### What is required:
Set down the whole listing verbatim.
##### Supplied data #####
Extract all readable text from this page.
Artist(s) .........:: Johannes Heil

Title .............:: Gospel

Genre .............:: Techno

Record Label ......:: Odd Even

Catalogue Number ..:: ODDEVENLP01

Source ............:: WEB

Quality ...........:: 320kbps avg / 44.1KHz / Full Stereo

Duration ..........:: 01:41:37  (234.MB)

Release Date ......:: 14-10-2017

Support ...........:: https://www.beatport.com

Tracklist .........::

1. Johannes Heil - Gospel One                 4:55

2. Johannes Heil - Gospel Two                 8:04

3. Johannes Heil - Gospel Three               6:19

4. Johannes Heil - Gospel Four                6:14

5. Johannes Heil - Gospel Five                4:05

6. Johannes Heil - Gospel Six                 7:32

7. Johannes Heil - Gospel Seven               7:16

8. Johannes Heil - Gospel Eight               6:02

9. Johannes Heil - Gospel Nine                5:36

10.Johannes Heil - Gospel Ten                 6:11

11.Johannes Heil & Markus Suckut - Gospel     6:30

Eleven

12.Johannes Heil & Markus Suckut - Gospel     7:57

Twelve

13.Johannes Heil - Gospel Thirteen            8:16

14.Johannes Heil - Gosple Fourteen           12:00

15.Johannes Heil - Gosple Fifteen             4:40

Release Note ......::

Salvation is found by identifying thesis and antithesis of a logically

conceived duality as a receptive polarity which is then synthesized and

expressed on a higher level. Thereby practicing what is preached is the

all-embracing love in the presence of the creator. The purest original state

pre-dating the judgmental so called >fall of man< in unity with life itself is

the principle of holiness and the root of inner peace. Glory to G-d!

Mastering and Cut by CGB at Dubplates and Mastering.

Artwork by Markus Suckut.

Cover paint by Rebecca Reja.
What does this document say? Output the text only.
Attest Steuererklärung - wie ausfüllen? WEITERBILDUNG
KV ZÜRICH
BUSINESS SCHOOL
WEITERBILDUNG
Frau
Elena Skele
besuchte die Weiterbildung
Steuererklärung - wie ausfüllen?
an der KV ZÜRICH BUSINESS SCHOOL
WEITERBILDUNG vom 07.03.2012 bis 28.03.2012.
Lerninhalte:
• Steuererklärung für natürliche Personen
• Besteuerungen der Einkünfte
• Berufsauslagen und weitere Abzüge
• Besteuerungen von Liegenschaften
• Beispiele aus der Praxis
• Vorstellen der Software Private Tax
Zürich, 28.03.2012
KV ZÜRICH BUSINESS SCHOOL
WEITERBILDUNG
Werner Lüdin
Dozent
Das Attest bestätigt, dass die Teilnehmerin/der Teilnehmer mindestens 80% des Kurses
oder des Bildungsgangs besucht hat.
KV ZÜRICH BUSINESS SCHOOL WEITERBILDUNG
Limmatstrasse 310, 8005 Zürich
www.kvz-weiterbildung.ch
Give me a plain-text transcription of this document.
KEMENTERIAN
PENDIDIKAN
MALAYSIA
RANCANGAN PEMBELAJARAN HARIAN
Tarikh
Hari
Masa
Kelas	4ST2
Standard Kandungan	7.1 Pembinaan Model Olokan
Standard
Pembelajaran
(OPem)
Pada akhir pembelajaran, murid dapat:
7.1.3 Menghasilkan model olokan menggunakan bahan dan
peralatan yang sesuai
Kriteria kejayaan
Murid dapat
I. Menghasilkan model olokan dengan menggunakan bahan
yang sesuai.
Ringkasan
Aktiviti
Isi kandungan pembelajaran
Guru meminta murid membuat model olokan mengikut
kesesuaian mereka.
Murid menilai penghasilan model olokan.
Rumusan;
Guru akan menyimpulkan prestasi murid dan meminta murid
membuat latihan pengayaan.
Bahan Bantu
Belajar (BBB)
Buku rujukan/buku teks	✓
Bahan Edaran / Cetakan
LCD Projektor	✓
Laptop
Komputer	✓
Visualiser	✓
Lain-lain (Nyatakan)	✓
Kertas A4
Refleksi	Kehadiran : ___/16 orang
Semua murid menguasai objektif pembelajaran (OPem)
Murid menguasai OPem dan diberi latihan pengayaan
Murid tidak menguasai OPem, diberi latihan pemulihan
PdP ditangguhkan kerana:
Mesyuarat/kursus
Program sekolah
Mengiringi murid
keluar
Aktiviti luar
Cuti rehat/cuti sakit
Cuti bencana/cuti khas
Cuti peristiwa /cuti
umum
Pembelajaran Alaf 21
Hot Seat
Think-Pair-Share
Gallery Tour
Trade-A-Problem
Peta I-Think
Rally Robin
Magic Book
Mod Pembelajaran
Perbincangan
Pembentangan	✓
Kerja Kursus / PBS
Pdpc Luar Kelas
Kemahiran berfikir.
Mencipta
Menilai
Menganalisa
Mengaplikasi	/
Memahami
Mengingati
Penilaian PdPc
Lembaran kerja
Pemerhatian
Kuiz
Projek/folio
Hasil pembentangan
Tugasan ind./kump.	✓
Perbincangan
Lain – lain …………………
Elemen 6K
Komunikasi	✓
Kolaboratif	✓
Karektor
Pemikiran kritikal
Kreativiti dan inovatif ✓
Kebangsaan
#####
### Written answer:
Extract all readable text from this page.
Artist(s) .........:: Johannes Heil

Title .............:: Gospel

Genre .............:: Techno

Record Label ......:: Odd Even

Catalogue Number ..:: ODDEVENLP01

Source ............:: WEB

Quality ...........:: 320kbps avg / 44.1KHz / Full Stereo

Duration ..........:: 01:41:37  (234.MB)

Release Date ......:: 14-10-2017

Support ...........:: https://www.beatport.com

Tracklist .........::

1. Johannes Heil - Gospel One                 4:55

2. Johannes Heil - Gospel Two                 8:04

3. Johannes Heil - Gospel Three               6:19

4. Johannes Heil - Gospel Four                6:14

5. Johannes Heil - Gospel Five                4:05

6. Johannes Heil - Gospel Six                 7:32

7. Johannes Heil - Gospel Seven               7:16

8. Johannes Heil - Gospel Eight               6:02

9. Johannes Heil - Gospel Nine                5:36

10.Johannes Heil - Gospel Ten                 6:11

11.Johannes Heil & Markus Suckut - Gospel     6:30

Eleven

12.Johannes Heil & Markus Suckut - Gospel     7:57

Twelve

13.Johannes Heil - Gospel Thirteen            8:16

14.Johannes Heil - Gosple Fourteen           12:00

15.Johannes Heil - Gosple Fifteen             4:40

Release Note ......::

Salvation is found by identifying thesis and antithesis of a logically

conceived duality as a receptive polarity which is then synthesized and

expressed on a higher level. Thereby practicing what is preached is the

all-embracing love in the presence of the creator. The purest original state

pre-dating the judgmental so called >fall of man< in unity with life itself is

the principle of holiness and the root of inner peace. Glory to G-d!

Mastering and Cut by CGB at Dubplates and Mastering.

Artwork by Markus Suckut.

Cover paint by Rebecca Reja.
What does this document say? Output the text only.
Attest Steuererklärung - wie ausfüllen? WEITERBILDUNG
KV ZÜRICH
BUSINESS SCHOOL
WEITERBILDUNG
Frau
Elena Skele
besuchte die Weiterbildung
Steuererklärung - wie ausfüllen?
an der KV ZÜRICH BUSINESS SCHOOL
WEITERBILDUNG vom 07.03.2012 bis 28.03.2012.
Lerninhalte:
• Steuererklärung für natürliche Personen
• Besteuerungen der Einkünfte
• Berufsauslagen und weitere Abzüge
• Besteuerungen von Liegenschaften
• Beispiele aus der Praxis
• Vorstellen der Software Private Tax
Zürich, 28.03.2012
KV ZÜRICH BUSINESS SCHOOL
WEITERBILDUNG
Werner Lüdin
Dozent
Das Attest bestätigt, dass die Teilnehmerin/der Teilnehmer mindestens 80% des Kurses
oder des Bildungsgangs besucht hat.
KV ZÜRICH BUSINESS SCHOOL WEITERBILDUNG
Limmatstrasse 310, 8005 Zürich
www.kvz-weiterbildung.ch
Give me a plain-text transcription of this document.
KEMENTERIAN
PENDIDIKAN
MALAYSIA
RANCANGAN PEMBELAJARAN HARIAN
Tarikh
Hari
Masa
Kelas	4ST2
Standard Kandungan	7.1 Pembinaan Model Olokan
Standard
Pembelajaran
(OPem)
Pada akhir pembelajaran, murid dapat:
7.1.3 Menghasilkan model olokan menggunakan bahan dan
peralatan yang sesuai
Kriteria kejayaan
Murid dapat
I. Menghasilkan model olokan dengan menggunakan bahan
yang sesuai.
Ringkasan
Aktiviti
Isi kandungan pembelajaran
Guru meminta murid membuat model olokan mengikut
kesesuaian mereka.
Murid menilai penghasilan model olokan.
Rumusan;
Guru akan menyimpulkan prestasi murid dan meminta murid
membuat latihan pengayaan.
Bahan Bantu
Belajar (BBB)
Buku rujukan/buku teks	✓
Bahan Edaran / Cetakan
LCD Projektor	✓
Laptop
Komputer	✓
Visualiser	✓
Lain-lain (Nyatakan)	✓
Kertas A4
Refleksi	Kehadiran : ___/16 orang
Semua murid menguasai objektif pembelajaran (OPem)
Murid menguasai OPem dan diberi latihan pengayaan
Murid tidak menguasai OPem, diberi latihan pemulihan
PdP ditangguhkan kerana:
Mesyuarat/kursus
Program sekolah
Mengiringi murid
keluar
Aktiviti luar
Cuti rehat/cuti sakit
Cuti bencana/cuti khas
Cuti peristiwa /cuti
umum
Pembelajaran Alaf 21
Hot Seat
Think-Pair-Share
Gallery Tour
Trade-A-Problem
Peta I-Think
Rally Robin
Magic Book
Mod Pembelajaran
Perbincangan
Pembentangan	✓
Kerja Kursus / PBS
Pdpc Luar Kelas
Kemahiran berfikir.
Mencipta
Menilai
Menganalisa
Mengaplikasi	/
Memahami
Mengingati
Penilaian PdPc
Lembaran kerja
Pemerhatian
Kuiz
Projek/folio
Hasil pembentangan
Tugasan ind./kump.	✓
Perbincangan
Lain – lain …………………
Elemen 6K
Komunikasi	✓
Kolaboratif	✓
Karektor
Pemikiran kritikal
Kreativiti dan inovatif ✓
Kebangsaan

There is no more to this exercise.